→ **CHALLENGE**
Report how many lines in the items below contain the string "frame", where case counts. Give only the number.

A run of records
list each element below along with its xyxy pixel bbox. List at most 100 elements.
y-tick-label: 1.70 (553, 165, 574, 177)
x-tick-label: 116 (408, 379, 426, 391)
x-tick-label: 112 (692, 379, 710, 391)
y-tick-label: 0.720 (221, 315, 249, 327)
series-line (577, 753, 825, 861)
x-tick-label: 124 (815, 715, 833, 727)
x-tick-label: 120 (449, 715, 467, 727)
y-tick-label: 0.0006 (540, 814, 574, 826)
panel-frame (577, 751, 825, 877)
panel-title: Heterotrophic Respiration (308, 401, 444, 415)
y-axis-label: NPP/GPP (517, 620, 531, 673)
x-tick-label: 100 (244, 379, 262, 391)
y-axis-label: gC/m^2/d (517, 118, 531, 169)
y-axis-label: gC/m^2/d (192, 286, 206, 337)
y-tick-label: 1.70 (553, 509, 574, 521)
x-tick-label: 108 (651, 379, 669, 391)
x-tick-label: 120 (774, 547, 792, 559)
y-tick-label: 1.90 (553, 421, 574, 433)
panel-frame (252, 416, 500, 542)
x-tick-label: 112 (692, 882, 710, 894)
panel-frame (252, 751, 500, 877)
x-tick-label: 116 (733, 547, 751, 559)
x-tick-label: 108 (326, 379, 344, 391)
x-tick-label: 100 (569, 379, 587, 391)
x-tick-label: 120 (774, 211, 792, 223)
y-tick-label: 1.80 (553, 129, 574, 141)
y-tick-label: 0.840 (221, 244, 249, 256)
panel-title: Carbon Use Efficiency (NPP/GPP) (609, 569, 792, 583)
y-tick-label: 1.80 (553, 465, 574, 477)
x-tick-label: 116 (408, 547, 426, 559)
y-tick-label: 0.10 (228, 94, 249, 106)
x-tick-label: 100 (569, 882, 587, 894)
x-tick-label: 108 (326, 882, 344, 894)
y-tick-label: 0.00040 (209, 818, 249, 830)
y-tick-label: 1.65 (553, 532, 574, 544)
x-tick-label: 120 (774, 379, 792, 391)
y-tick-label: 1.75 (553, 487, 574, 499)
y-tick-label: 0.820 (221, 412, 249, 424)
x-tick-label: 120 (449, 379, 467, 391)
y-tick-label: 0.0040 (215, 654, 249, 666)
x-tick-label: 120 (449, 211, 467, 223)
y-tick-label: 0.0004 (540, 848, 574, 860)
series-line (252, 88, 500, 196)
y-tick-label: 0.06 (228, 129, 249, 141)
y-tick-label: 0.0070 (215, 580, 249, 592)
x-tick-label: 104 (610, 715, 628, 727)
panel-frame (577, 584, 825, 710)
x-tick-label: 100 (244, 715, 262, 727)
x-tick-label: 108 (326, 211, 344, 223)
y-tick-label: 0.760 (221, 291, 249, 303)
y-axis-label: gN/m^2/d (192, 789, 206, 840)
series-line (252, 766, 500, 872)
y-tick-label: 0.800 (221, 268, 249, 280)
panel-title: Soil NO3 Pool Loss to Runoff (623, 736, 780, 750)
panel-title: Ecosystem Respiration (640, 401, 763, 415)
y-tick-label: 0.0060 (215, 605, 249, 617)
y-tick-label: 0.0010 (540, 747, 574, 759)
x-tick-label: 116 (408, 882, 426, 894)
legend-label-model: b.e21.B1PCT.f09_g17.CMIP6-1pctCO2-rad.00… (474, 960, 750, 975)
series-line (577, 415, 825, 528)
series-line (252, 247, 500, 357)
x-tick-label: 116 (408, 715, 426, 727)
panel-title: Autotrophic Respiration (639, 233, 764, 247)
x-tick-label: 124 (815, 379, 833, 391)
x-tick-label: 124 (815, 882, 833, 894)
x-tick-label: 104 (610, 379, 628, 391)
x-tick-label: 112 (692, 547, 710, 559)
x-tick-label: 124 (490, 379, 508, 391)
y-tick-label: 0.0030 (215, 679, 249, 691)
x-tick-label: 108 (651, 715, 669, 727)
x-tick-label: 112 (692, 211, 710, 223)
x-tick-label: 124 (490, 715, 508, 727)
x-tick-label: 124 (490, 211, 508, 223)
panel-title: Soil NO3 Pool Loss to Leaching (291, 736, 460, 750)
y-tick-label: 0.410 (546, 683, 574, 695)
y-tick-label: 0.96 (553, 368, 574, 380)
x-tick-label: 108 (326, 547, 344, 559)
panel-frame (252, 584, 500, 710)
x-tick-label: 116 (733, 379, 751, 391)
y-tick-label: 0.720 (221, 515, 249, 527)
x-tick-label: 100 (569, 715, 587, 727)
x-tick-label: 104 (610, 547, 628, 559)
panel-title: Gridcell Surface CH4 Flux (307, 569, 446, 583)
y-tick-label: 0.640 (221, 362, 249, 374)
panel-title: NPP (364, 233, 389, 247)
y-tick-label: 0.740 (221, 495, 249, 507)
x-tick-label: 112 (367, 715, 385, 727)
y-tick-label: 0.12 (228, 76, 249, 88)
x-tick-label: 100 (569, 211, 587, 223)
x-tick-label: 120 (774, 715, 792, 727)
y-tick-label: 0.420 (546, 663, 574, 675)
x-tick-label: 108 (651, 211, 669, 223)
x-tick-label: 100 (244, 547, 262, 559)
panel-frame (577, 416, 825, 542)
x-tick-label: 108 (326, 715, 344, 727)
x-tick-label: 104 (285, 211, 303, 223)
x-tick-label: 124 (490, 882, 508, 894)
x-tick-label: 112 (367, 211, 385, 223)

→ **TASK OUTPUT**
6